* ENTRIES SUPPLIED
## Begin

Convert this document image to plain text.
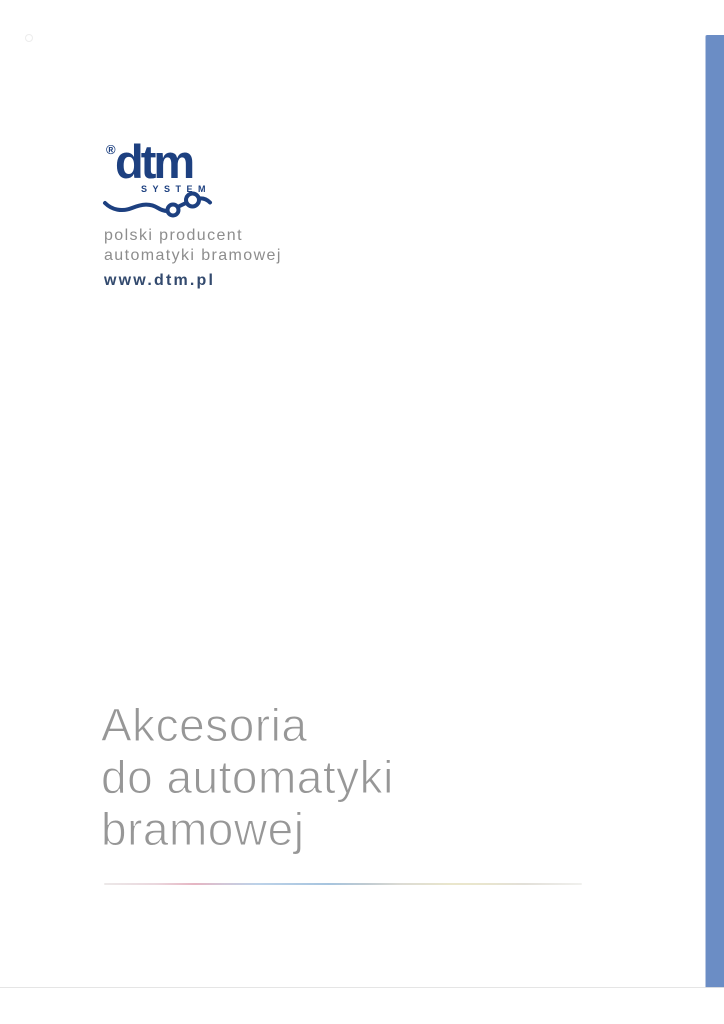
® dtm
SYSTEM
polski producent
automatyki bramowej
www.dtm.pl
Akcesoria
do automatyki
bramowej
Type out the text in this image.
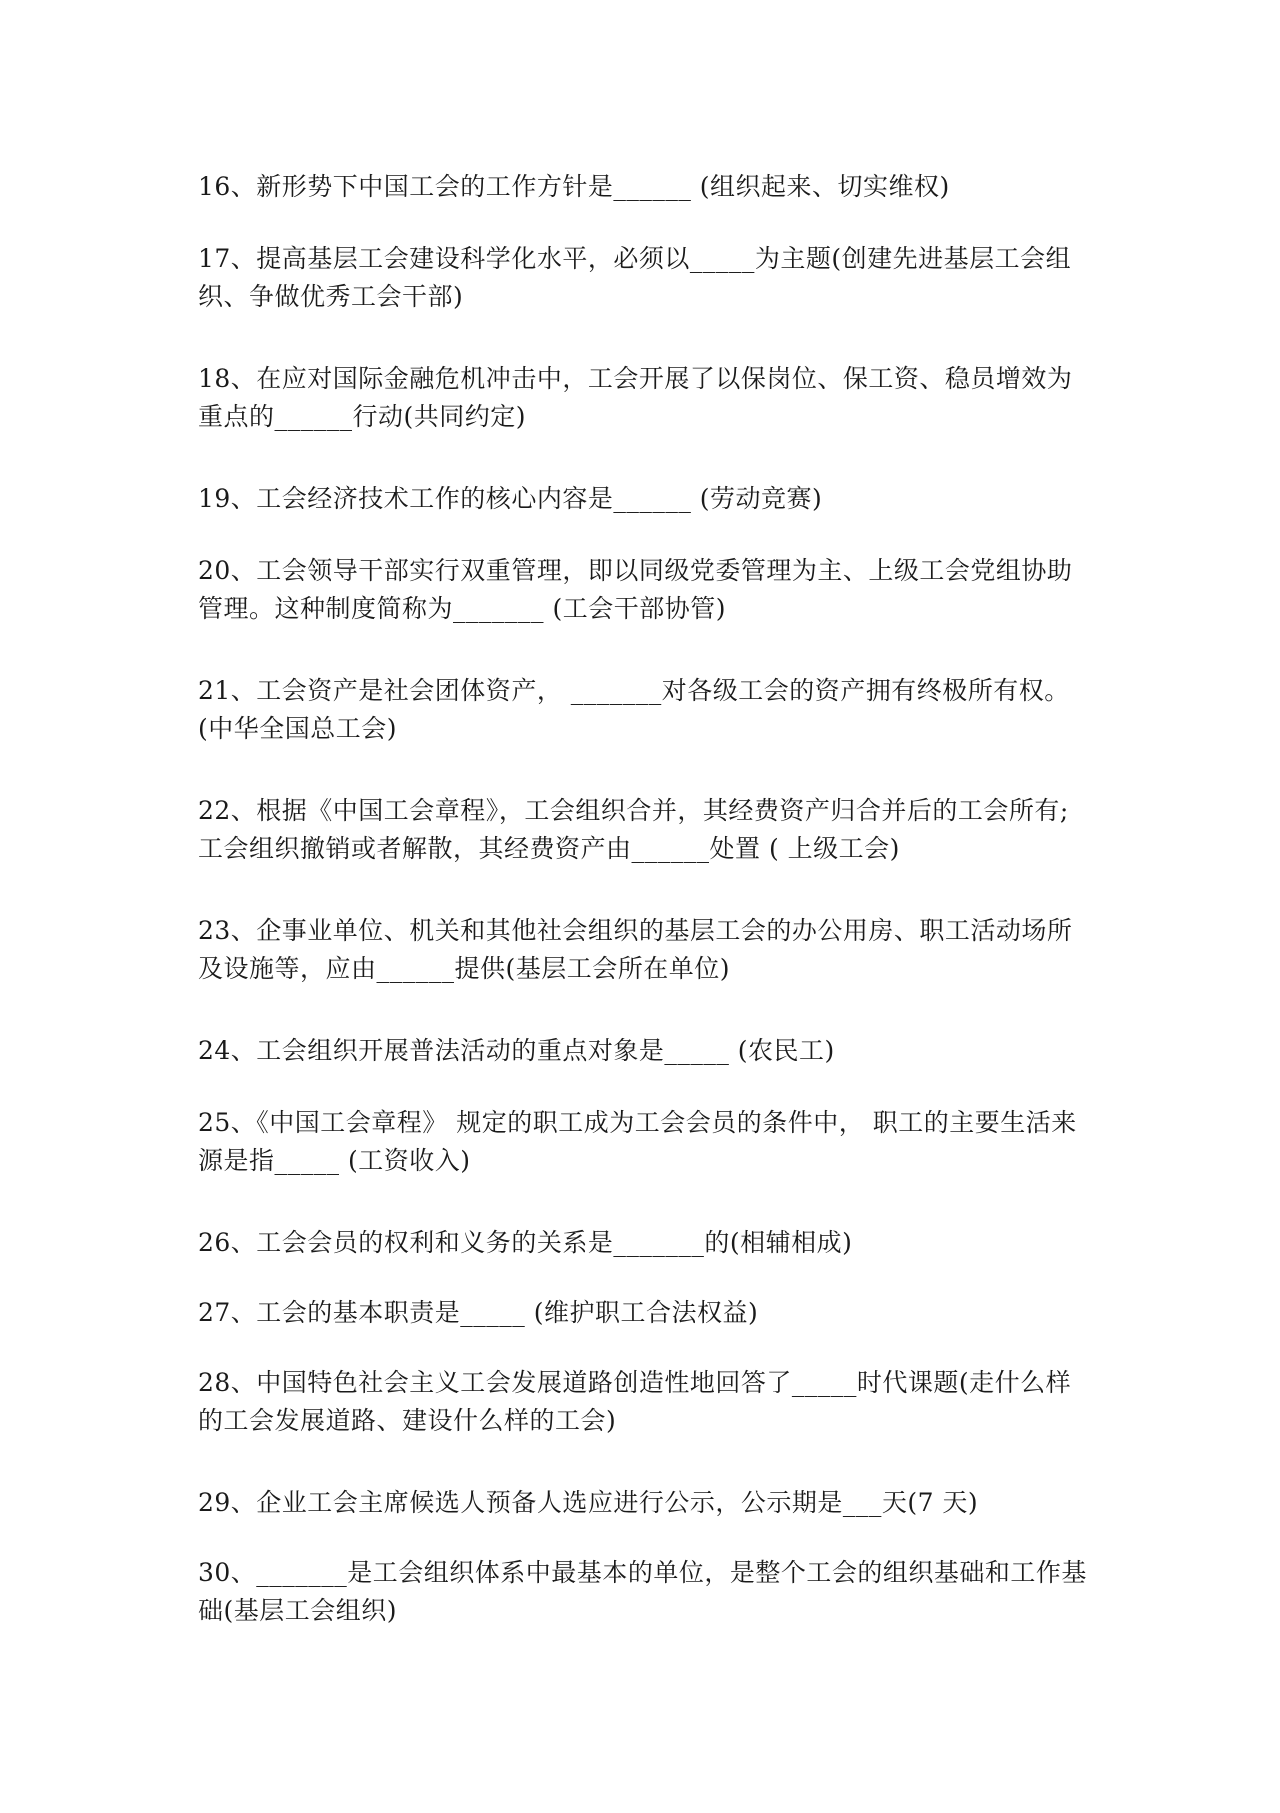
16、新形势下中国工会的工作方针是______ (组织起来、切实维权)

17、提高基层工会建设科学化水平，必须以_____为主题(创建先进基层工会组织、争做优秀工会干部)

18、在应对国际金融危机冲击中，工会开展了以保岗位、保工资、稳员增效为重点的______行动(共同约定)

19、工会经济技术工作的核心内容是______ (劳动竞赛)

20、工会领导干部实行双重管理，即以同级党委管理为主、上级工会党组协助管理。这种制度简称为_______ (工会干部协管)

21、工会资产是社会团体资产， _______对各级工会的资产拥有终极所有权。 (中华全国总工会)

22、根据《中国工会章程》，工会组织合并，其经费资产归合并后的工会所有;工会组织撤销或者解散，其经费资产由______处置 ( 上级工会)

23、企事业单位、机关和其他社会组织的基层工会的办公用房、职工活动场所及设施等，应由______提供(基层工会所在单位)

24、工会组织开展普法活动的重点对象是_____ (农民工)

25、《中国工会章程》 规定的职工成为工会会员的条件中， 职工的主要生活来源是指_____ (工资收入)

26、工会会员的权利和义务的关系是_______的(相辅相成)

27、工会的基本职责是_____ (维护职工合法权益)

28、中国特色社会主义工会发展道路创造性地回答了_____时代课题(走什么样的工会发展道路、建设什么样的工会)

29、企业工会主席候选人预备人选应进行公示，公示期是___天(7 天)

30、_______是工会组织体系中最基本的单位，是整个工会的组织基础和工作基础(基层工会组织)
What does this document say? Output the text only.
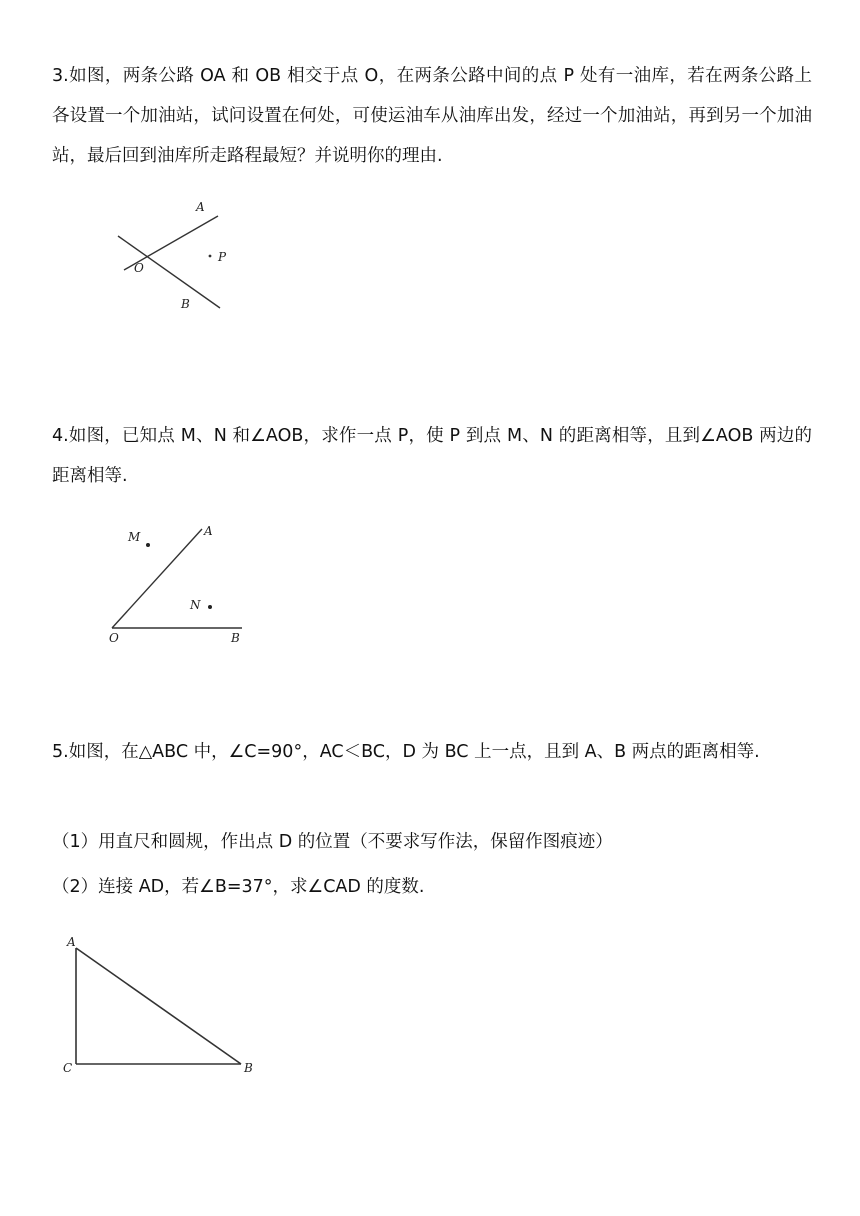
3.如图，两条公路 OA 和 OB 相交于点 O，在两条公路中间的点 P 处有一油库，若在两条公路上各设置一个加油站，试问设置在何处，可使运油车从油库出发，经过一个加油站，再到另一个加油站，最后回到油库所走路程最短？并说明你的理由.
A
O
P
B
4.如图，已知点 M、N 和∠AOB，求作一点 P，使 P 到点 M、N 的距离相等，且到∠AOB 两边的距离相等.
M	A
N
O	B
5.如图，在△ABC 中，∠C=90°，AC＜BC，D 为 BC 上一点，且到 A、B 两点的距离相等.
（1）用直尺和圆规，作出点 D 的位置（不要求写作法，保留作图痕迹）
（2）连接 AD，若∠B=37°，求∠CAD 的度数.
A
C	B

## End

* OBJECTIVE
Check each line of the listing above for the string "document", then report only how many lines have it.

* FINAL ANSWER
2